THE REQUEST: Scan the entries below for the word "this". Copy each line that has it.

RAW RECORDS:
• • • • •

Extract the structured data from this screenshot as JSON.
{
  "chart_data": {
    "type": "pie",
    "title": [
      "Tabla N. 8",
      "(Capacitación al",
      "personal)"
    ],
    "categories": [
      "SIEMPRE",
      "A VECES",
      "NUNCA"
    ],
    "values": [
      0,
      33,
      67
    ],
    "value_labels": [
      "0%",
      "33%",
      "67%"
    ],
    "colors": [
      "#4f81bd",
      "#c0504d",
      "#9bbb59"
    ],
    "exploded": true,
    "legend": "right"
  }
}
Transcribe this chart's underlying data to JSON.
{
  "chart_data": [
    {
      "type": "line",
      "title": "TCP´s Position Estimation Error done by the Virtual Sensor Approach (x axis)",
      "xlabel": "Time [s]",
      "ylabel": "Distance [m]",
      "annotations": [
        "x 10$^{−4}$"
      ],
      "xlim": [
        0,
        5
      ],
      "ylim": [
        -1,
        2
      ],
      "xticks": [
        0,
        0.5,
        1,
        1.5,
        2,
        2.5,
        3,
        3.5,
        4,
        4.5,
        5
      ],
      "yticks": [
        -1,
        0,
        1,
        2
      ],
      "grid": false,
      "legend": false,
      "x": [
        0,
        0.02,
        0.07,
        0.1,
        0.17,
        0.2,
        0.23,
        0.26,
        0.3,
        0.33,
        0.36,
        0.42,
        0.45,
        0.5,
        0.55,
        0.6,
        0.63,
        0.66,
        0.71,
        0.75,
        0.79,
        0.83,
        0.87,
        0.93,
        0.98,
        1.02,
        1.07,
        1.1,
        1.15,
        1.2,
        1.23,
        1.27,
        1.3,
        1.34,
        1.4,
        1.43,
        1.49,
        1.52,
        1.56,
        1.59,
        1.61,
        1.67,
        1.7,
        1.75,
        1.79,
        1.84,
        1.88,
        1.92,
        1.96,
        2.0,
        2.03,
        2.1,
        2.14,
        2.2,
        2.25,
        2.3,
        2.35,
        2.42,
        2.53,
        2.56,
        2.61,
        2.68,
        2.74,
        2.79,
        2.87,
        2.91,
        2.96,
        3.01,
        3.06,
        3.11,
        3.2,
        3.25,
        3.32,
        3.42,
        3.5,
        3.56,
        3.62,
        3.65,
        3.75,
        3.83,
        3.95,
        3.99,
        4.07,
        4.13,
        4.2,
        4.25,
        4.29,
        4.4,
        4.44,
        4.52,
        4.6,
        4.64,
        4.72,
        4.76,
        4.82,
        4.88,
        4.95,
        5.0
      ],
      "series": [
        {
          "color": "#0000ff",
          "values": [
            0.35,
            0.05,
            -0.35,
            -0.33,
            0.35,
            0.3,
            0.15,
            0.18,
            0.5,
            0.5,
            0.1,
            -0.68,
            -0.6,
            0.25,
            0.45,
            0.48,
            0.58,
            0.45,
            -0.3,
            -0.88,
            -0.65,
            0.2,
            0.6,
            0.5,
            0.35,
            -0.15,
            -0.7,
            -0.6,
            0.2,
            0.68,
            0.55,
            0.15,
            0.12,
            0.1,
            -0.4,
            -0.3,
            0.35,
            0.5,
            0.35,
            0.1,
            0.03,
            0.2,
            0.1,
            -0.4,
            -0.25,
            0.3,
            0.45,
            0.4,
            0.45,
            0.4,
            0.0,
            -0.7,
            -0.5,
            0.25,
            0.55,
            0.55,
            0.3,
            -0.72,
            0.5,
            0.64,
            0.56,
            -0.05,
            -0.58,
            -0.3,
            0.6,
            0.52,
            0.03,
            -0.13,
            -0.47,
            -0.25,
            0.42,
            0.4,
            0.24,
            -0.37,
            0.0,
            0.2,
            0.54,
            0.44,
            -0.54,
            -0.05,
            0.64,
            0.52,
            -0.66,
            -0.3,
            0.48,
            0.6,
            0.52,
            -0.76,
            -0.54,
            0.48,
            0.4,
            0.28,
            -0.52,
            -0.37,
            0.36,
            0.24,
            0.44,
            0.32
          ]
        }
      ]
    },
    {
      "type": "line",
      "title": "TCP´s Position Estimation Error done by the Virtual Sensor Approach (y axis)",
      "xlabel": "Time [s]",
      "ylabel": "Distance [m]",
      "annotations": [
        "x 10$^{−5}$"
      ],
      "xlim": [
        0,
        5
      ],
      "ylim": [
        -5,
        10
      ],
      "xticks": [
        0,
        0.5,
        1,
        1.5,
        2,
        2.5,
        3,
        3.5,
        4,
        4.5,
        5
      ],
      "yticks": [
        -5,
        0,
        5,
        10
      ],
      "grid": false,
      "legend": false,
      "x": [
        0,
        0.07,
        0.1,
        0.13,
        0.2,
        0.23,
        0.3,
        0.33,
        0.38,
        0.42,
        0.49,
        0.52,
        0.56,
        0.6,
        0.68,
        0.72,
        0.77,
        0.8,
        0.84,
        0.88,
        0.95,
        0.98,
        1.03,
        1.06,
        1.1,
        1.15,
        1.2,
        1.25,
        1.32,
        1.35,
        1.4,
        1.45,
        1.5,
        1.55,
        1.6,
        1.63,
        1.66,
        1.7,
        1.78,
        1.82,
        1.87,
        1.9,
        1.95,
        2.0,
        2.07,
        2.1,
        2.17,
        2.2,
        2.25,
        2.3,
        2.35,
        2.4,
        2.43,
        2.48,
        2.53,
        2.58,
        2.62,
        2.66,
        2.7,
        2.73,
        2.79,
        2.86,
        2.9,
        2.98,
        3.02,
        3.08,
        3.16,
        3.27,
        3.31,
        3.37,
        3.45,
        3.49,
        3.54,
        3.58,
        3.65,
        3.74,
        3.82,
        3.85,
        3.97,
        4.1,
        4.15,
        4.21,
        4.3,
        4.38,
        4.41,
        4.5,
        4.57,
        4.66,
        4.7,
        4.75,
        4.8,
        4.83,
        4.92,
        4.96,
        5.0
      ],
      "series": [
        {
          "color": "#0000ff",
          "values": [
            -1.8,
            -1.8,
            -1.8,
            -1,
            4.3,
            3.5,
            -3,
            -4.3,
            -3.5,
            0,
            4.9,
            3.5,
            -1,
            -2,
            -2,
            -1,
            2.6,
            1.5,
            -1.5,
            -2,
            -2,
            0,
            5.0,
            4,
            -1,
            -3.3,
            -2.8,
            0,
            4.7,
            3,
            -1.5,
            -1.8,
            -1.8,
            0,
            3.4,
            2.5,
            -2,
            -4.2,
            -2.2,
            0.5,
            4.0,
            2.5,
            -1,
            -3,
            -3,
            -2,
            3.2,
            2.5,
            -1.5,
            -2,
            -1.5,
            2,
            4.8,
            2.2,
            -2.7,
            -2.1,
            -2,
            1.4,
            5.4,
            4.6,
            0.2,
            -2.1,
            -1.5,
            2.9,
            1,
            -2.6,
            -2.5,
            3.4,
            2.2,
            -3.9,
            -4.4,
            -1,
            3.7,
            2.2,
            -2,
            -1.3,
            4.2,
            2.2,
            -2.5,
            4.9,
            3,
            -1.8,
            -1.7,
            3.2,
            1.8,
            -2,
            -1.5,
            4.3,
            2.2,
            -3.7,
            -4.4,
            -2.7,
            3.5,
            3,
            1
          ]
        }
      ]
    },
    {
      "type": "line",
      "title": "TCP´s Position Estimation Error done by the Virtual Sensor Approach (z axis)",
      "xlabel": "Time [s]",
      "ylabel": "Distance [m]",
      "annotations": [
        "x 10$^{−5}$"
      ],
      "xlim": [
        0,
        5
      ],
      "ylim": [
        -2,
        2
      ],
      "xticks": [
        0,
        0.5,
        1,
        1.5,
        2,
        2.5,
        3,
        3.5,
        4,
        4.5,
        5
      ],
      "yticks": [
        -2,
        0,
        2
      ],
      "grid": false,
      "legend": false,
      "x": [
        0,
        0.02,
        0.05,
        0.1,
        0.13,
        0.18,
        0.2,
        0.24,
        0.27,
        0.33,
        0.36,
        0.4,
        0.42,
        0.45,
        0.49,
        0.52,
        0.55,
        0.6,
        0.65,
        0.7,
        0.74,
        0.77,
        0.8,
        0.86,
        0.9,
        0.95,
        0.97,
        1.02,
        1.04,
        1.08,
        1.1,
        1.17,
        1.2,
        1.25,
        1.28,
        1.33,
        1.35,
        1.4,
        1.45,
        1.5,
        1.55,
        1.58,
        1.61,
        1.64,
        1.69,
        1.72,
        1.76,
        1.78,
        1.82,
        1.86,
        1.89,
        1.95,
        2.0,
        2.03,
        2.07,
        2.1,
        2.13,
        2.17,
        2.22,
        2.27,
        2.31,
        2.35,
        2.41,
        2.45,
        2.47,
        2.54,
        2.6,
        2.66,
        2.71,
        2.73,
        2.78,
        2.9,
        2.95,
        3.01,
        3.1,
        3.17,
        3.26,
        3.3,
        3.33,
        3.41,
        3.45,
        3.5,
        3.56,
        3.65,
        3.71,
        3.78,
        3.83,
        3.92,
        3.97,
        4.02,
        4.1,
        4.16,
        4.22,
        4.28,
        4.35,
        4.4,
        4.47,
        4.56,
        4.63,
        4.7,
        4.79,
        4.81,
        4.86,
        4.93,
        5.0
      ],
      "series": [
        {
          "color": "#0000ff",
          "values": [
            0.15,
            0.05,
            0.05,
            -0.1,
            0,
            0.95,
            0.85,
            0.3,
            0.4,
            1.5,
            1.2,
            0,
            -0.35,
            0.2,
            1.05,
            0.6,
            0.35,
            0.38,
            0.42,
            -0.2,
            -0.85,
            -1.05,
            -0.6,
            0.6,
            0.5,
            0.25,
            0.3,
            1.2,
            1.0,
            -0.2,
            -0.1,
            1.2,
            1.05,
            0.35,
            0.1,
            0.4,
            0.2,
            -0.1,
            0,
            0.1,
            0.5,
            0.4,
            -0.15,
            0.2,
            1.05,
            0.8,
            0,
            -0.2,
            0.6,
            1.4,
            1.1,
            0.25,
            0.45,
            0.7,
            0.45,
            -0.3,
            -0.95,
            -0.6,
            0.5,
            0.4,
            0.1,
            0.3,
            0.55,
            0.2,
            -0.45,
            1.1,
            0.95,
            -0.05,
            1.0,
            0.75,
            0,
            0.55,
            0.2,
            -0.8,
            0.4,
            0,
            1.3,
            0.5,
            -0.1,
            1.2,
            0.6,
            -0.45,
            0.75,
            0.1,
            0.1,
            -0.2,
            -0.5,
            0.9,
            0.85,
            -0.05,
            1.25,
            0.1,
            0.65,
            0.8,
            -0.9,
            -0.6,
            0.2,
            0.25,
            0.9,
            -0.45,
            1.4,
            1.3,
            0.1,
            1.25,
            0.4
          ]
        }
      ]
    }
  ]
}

• • • • •

EXPECTED ANSWER:
Extract the structured data from this screenshot as JSON.
Transcribe this chart's underlying data to JSON.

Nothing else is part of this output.